---------- Record list ----------

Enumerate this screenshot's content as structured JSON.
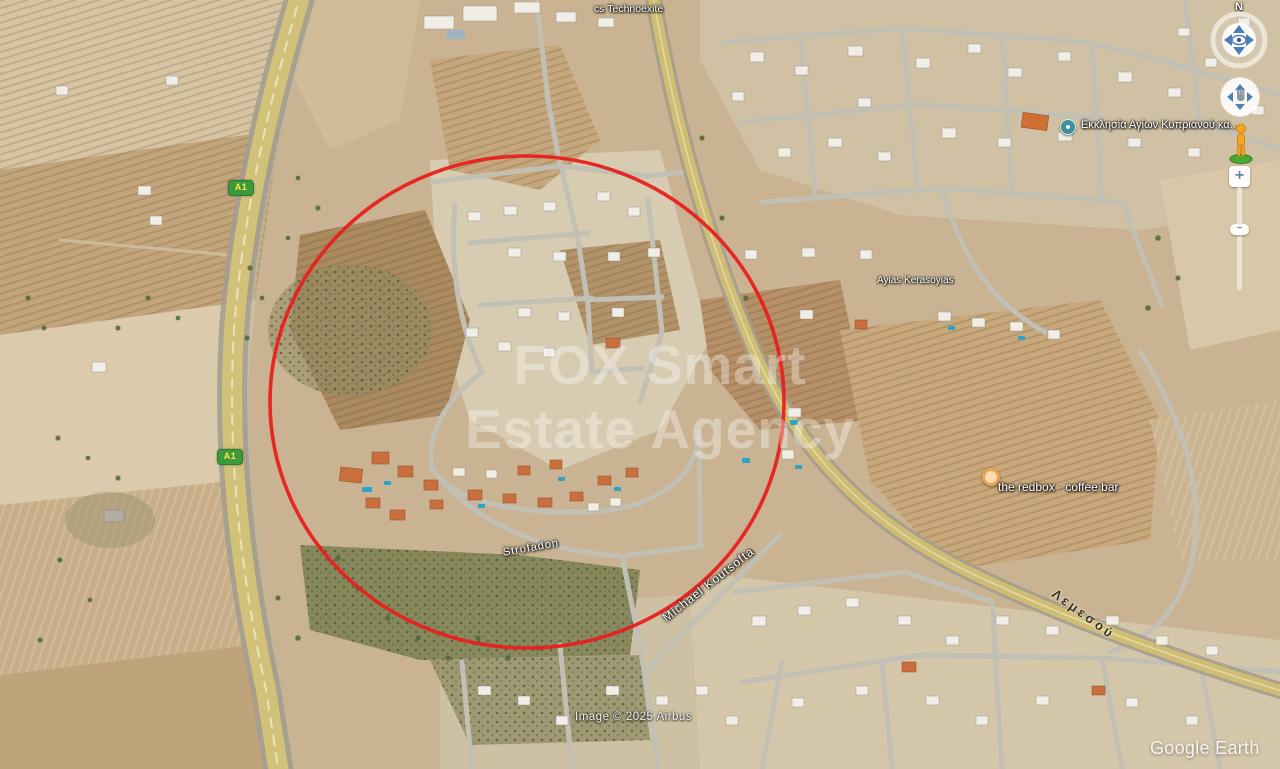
{
  "app": "Google Earth",
  "map": {
    "watermark_line1": "FOX Smart",
    "watermark_line2": "Estate Agency",
    "attribution": "Image © 2025 Airbus",
    "logo_text": "Google Earth"
  },
  "labels": {
    "business": "cs Technoexite",
    "church": "Εκκλησία Αγίων Κυπριανού κα...",
    "ayias": "Ayias Kerasoyias",
    "redbox": "the redbox · coffee bar",
    "strofadon": "Strofadon",
    "koutsofta": "Michael Koutsofta",
    "lemesou": "Λεμεσού",
    "a1": "A1"
  },
  "annotation": {
    "shape": "ellipse",
    "color": "#e8201e",
    "center_x": 527,
    "center_y": 402,
    "radius_x": 257,
    "radius_y": 246
  },
  "controls": {
    "north_label": "N",
    "zoom_in_label": "+",
    "zoom_out_label": "−",
    "icons": {
      "look": "eye-icon",
      "pan": "hand-icon",
      "street_view": "pegman-icon"
    }
  },
  "colors": {
    "annotation_red": "#e8201e",
    "a1_shield_green": "#3b9b3b",
    "a1_shield_text": "#ffe352",
    "highway_surface": "#d2c178",
    "terrain_base": "#c9b392"
  }
}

----------

Instructions for the task: Repeat all the records above exactly, leaving out any pictures.

Complete output:
Enumerate this screenshot's content as structured JSON.
{
  "app": "Google Earth",
  "map": {
    "watermark_line1": "FOX Smart",
    "watermark_line2": "Estate Agency",
    "attribution": "Image © 2025 Airbus",
    "logo_text": "Google Earth"
  },
  "labels": {
    "business": "cs Technoexite",
    "church": "Εκκλησία Αγίων Κυπριανού κα...",
    "ayias": "Ayias Kerasoyias",
    "redbox": "the redbox · coffee bar",
    "strofadon": "Strofadon",
    "koutsofta": "Michael Koutsofta",
    "lemesou": "Λεμεσού",
    "a1": "A1"
  },
  "annotation": {
    "shape": "ellipse",
    "color": "#e8201e",
    "center_x": 527,
    "center_y": 402,
    "radius_x": 257,
    "radius_y": 246
  },
  "controls": {
    "north_label": "N",
    "zoom_in_label": "+",
    "zoom_out_label": "−",
    "icons": {
      "look": "eye-icon",
      "pan": "hand-icon",
      "street_view": "pegman-icon"
    }
  },
  "colors": {
    "annotation_red": "#e8201e",
    "a1_shield_green": "#3b9b3b",
    "a1_shield_text": "#ffe352",
    "highway_surface": "#d2c178",
    "terrain_base": "#c9b392"
  }
}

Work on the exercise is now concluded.